───── Data to use

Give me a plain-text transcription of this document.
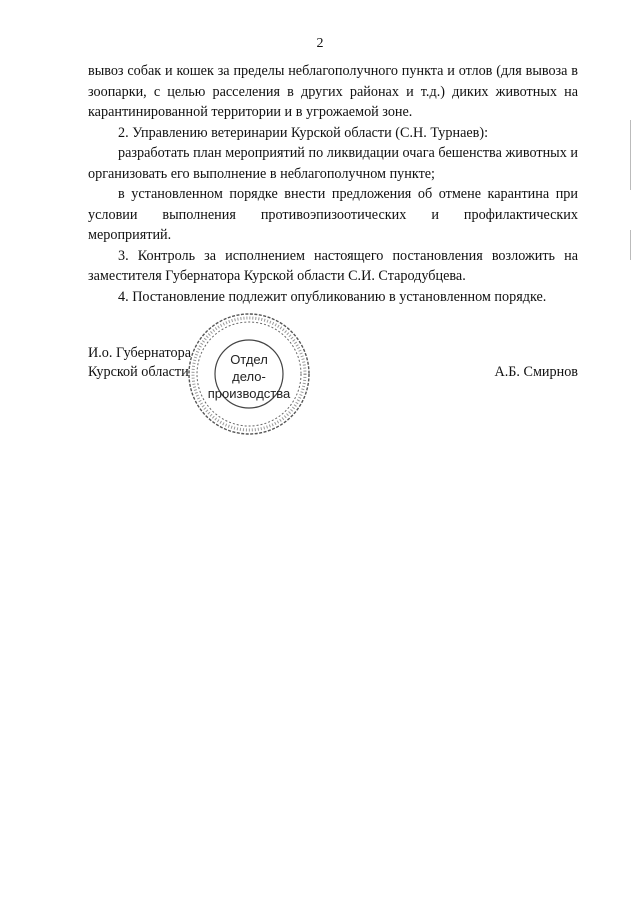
2

вывоз собак и кошек за пределы неблагополучного пункта и отлов (для вывоза в зоопарки, с целью расселения в других районах и т.д.) диких животных на карантинированной территории и в угрожаемой зоне.

2. Управлению ветеринарии Курской области (С.Н. Турнаев):

разработать план мероприятий по ликвидации очага бешенства животных и организовать его выполнение в неблагополучном пункте;

в установленном порядке внести предложения об отмене карантина при условии выполнения противоэпизоотических и профилактических мероприятий.

3. Контроль за исполнением настоящего постановления возложить на заместителя Губернатора Курской области С.И. Стародубцева.

4. Постановление подлежит опубликованию в установленном порядке.

И.о. Губернатора
Курской области	А.Б. Смирнов
Отдел
дело-
производства
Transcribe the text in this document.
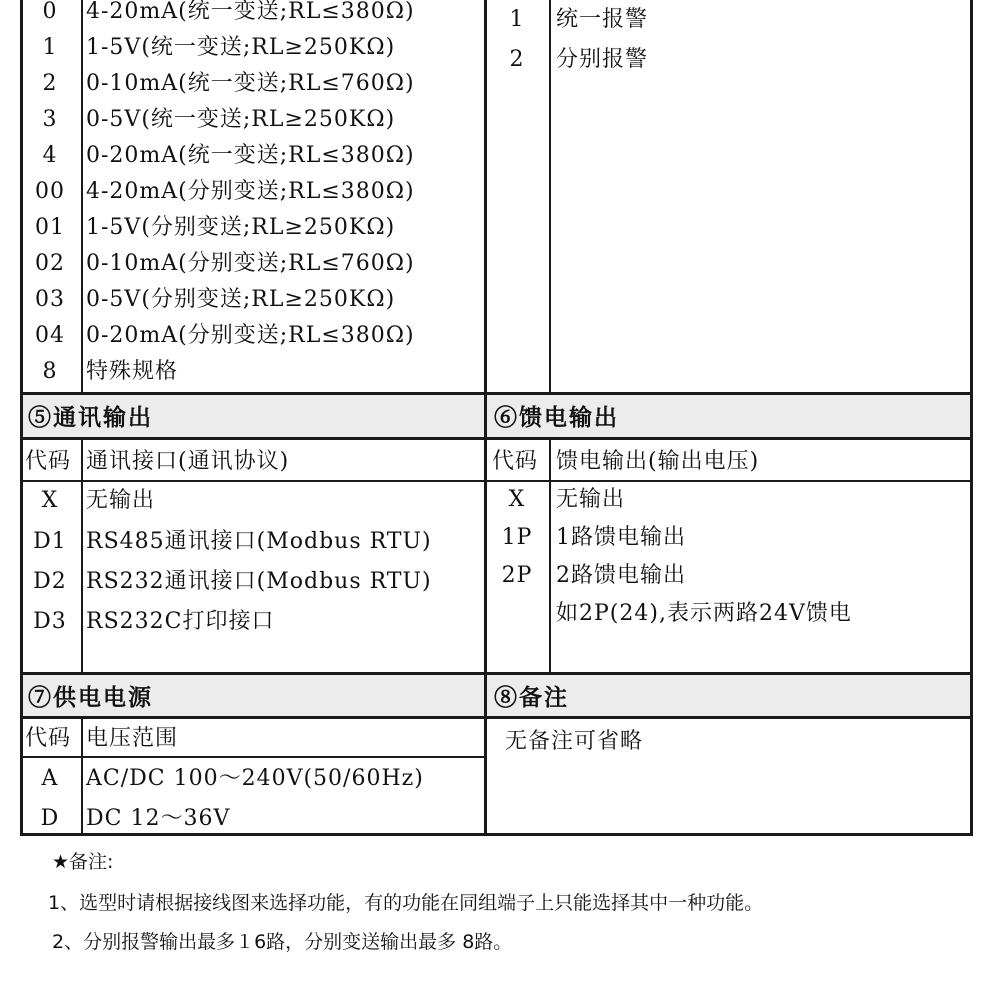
0	4-20mA(统一变送;RL≤380Ω)
1	1-5V(统一变送;RL≥250KΩ)
2	0-10mA(统一变送;RL≤760Ω)
3	0-5V(统一变送;RL≥250KΩ)
4	0-20mA(统一变送;RL≤380Ω)
00 4-20mA(分别变送;RL≤380Ω)
01 1-5V(分别变送;RL≥250KΩ)
02 0-10mA(分别变送;RL≤760Ω)
03 0-5V(分别变送;RL≥250KΩ)
04 0-20mA(分别变送;RL≤380Ω)
8	特殊规格
1	统一报警
2	分别报警
⑤通讯输出
代码 通讯接口(通讯协议)
X	无输出
D1 RS485通讯接口(Modbus RTU)
D2 RS232通讯接口(Modbus RTU)
D3 RS232C打印接口
⑥馈电输出
代码 馈电输出(输出电压)
X	无输出
1P	1路馈电输出
2P	2路馈电输出
如2P(24),表示两路24V馈电
⑦供电电源
代码 电压范围
A	AC/DC 100～240V(50/60Hz)
D	DC 12～36V
⑧备注
无备注可省略
★备注:
1、选型时请根据接线图来选择功能，有的功能在同组端子上只能选择其中一种功能。
2、分别报警输出最多１6路，分别变送输出最多 8路。
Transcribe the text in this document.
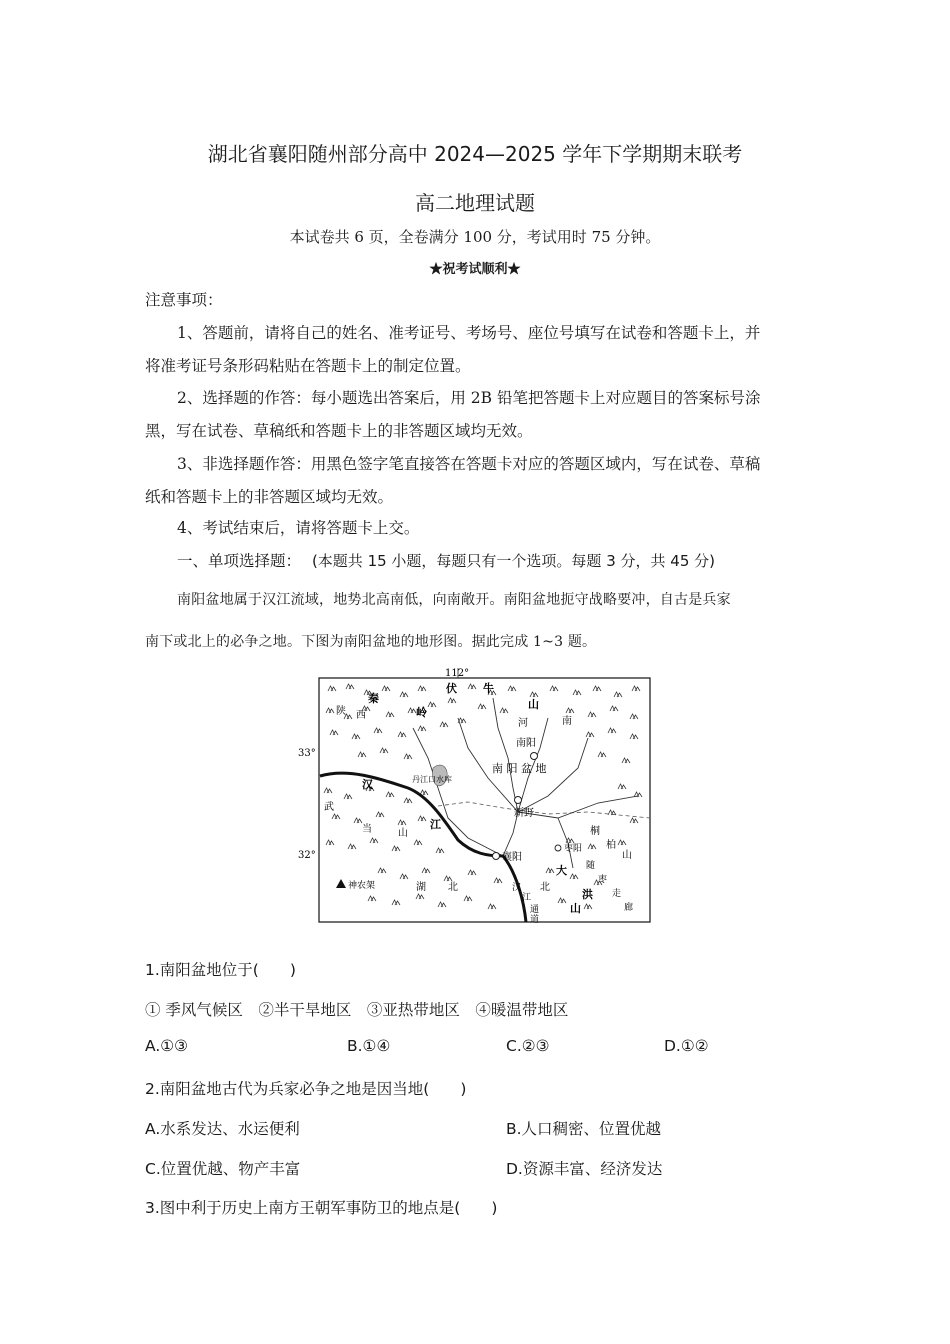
湖北省襄阳随州部分高中 2024—2025 学年下学期期末联考
高二地理试题
本试卷共 6 页，全卷满分 100 分，考试用时 75 分钟。
★祝考试顺利★
注意事项：
1、答题前，请将自己的姓名、准考证号、考场号、座位号填写在试卷和答题卡上，并
将准考证号条形码粘贴在答题卡上的制定位置。
2、选择题的作答：每小题选出答案后，用 2B 铅笔把答题卡上对应题目的答案标号涂
黑，写在试卷、草稿纸和答题卡上的非答题区域均无效。
3、非选择题作答：用黑色签字笔直接答在答题卡对应的答题区域内，写在试卷、草稿
纸和答题卡上的非答题区域均无效。
4、考试结束后，请将答题卡上交。
一、单项选择题： (本题共 15 小题，每题只有一个选项。每题 3 分，共 45 分)
南阳盆地属于汉江流域，地势北高南低，向南敞开。南阳盆地扼守战略要冲，自古是兵家
南下或北上的必争之地。下图为南阳盆地的地形图。据此完成 1~3 题。
112°
33°
32°
秦
岭
陕 西
伏 牛
山
河	南
南阳
南 阳 盆 地
丹江口水库
汉
江
武
当	山
新野
桐
柏
山
襄阳
枣阳
大
洪
山
湖 北	北
随
枣
走
廊
汉
江
通
道
神农架
1.南阳盆地位于(　　)
① 季风气候区　②半干旱地区　③亚热带地区　④暖温带地区
A.①③	B.①④	C.②③	D.①②
2.南阳盆地古代为兵家必争之地是因当地(　　)
A.水系发达、水运便利	B.人口稠密、位置优越
C.位置优越、物产丰富	D.资源丰富、经济发达
3.图中利于历史上南方王朝军事防卫的地点是(　　)
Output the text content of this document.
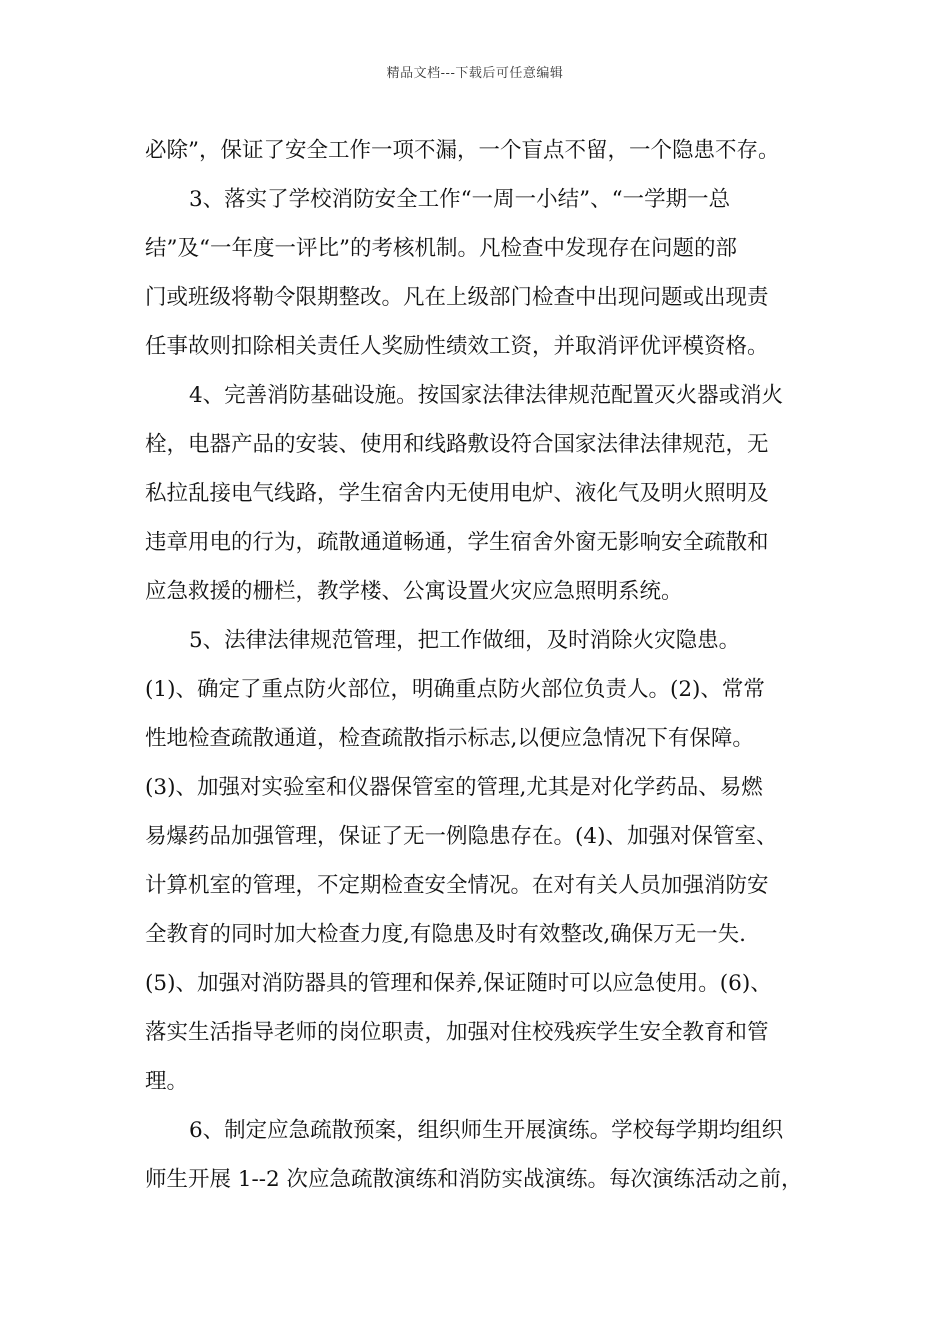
精品文档---下载后可任意编辑
必除”，保证了安全工作一项不漏，一个盲点不留，一个隐患不存。
3、落实了学校消防安全工作“一周一小结”、“一学期一总
结”及“一年度一评比”的考核机制。凡检查中发现存在问题的部
门或班级将勒令限期整改。凡在上级部门检查中出现问题或出现责
任事故则扣除相关责任人奖励性绩效工资，并取消评优评模资格。
4、完善消防基础设施。按国家法律法律规范配置灭火器或消火
栓，电器产品的安装、使用和线路敷设符合国家法律法律规范，无
私拉乱接电气线路，学生宿舍内无使用电炉、液化气及明火照明及
违章用电的行为，疏散通道畅通，学生宿舍外窗无影响安全疏散和
应急救援的栅栏，教学楼、公寓设置火灾应急照明系统。
5、法律法律规范管理，把工作做细，及时消除火灾隐患。
(1)、确定了重点防火部位，明确重点防火部位负责人。(2)、常常
性地检查疏散通道，检查疏散指示标志,以便应急情况下有保障。
(3)、加强对实验室和仪器保管室的管理,尤其是对化学药品、易燃
易爆药品加强管理，保证了无一例隐患存在。(4)、加强对保管室、
计算机室的管理，不定期检查安全情况。在对有关人员加强消防安
全教育的同时加大检查力度,有隐患及时有效整改,确保万无一失.
(5)、加强对消防器具的管理和保养,保证随时可以应急使用。(6)、
落实生活指导老师的岗位职责，加强对住校残疾学生安全教育和管
理。
6、制定应急疏散预案，组织师生开展演练。学校每学期均组织
师生开展 1--2 次应急疏散演练和消防实战演练。每次演练活动之前，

──────────

Task instructions: Pictures don't belong in the copy. Restate all the entries exactly.

Full response:
Give me a plain-text transcription of this document.
2

вывоз собак и кошек за пределы неблагополучного пункта и отлов (для вывоза в зоопарки, с целью расселения в других районах и т.д.) диких животных на карантинированной территории и в угрожаемой зоне.

2. Управлению ветеринарии Курской области (С.Н. Турнаев):

разработать план мероприятий по ликвидации очага бешенства животных и организовать его выполнение в неблагополучном пункте;

в установленном порядке внести предложения об отмене карантина при условии выполнения противоэпизоотических и профилактических мероприятий.

3. Контроль за исполнением настоящего постановления возложить на заместителя Губернатора Курской области С.И. Стародубцева.

4. Постановление подлежит опубликованию в установленном порядке.

И.о. Губернатора
Курской области	А.Б. Смирнов
Отдел
дело-
производства
Transcribe the text in this document.
0	4-20mA(统一变送;RL≤380Ω)
1	1-5V(统一变送;RL≥250KΩ)
2	0-10mA(统一变送;RL≤760Ω)
3	0-5V(统一变送;RL≥250KΩ)
4	0-20mA(统一变送;RL≤380Ω)
00 4-20mA(分别变送;RL≤380Ω)
01 1-5V(分别变送;RL≥250KΩ)
02 0-10mA(分别变送;RL≤760Ω)
03 0-5V(分别变送;RL≥250KΩ)
04 0-20mA(分别变送;RL≤380Ω)
8	特殊规格
1	统一报警
2	分别报警
⑤通讯输出
代码 通讯接口(通讯协议)
X	无输出
D1 RS485通讯接口(Modbus RTU)
D2 RS232通讯接口(Modbus RTU)
D3 RS232C打印接口
⑥馈电输出
代码 馈电输出(输出电压)
X	无输出
1P	1路馈电输出
2P	2路馈电输出
如2P(24),表示两路24V馈电
⑦供电电源
代码 电压范围
A	AC/DC 100～240V(50/60Hz)
D	DC 12～36V
⑧备注
无备注可省略
★备注:
1、选型时请根据接线图来选择功能，有的功能在同组端子上只能选择其中一种功能。
2、分别报警输出最多１6路，分别变送输出最多 8路。
Transcribe the text in this document.
湖北省襄阳随州部分高中 2024—2025 学年下学期期末联考
高二地理试题
本试卷共 6 页，全卷满分 100 分，考试用时 75 分钟。
★祝考试顺利★
注意事项：
1、答题前，请将自己的姓名、准考证号、考场号、座位号填写在试卷和答题卡上，并
将准考证号条形码粘贴在答题卡上的制定位置。
2、选择题的作答：每小题选出答案后，用 2B 铅笔把答题卡上对应题目的答案标号涂
黑，写在试卷、草稿纸和答题卡上的非答题区域均无效。
3、非选择题作答：用黑色签字笔直接答在答题卡对应的答题区域内，写在试卷、草稿
纸和答题卡上的非答题区域均无效。
4、考试结束后，请将答题卡上交。
一、单项选择题： (本题共 15 小题，每题只有一个选项。每题 3 分，共 45 分)
南阳盆地属于汉江流域，地势北高南低，向南敞开。南阳盆地扼守战略要冲，自古是兵家
南下或北上的必争之地。下图为南阳盆地的地形图。据此完成 1~3 题。
112°
33°
32°
秦
岭
陕 西
伏 牛
山
河	南
南阳
南 阳 盆 地
丹江口水库
汉
江
武
当	山
新野
桐
柏
山
襄阳
枣阳
大
洪
山
湖 北	北
随
枣
走
廊
汉
江
通
道
神农架
1.南阳盆地位于(　　)
① 季风气候区　②半干旱地区　③亚热带地区　④暖温带地区
A.①③	B.①④	C.②③	D.①②
2.南阳盆地古代为兵家必争之地是因当地(　　)
A.水系发达、水运便利	B.人口稠密、位置优越
C.位置优越、物产丰富	D.资源丰富、经济发达
3.图中利于历史上南方王朝军事防卫的地点是(　　)
Output the text content of this document.
精品文档---下载后可任意编辑
必除”，保证了安全工作一项不漏，一个盲点不留，一个隐患不存。
3、落实了学校消防安全工作“一周一小结”、“一学期一总
结”及“一年度一评比”的考核机制。凡检查中发现存在问题的部
门或班级将勒令限期整改。凡在上级部门检查中出现问题或出现责
任事故则扣除相关责任人奖励性绩效工资，并取消评优评模资格。
4、完善消防基础设施。按国家法律法律规范配置灭火器或消火
栓，电器产品的安装、使用和线路敷设符合国家法律法律规范，无
私拉乱接电气线路，学生宿舍内无使用电炉、液化气及明火照明及
违章用电的行为，疏散通道畅通，学生宿舍外窗无影响安全疏散和
应急救援的栅栏，教学楼、公寓设置火灾应急照明系统。
5、法律法律规范管理，把工作做细，及时消除火灾隐患。
(1)、确定了重点防火部位，明确重点防火部位负责人。(2)、常常
性地检查疏散通道，检查疏散指示标志,以便应急情况下有保障。
(3)、加强对实验室和仪器保管室的管理,尤其是对化学药品、易燃
易爆药品加强管理，保证了无一例隐患存在。(4)、加强对保管室、
计算机室的管理，不定期检查安全情况。在对有关人员加强消防安
全教育的同时加大检查力度,有隐患及时有效整改,确保万无一失.
(5)、加强对消防器具的管理和保养,保证随时可以应急使用。(6)、
落实生活指导老师的岗位职责，加强对住校残疾学生安全教育和管
理。
6、制定应急疏散预案，组织师生开展演练。学校每学期均组织
师生开展 1--2 次应急疏散演练和消防实战演练。每次演练活动之前，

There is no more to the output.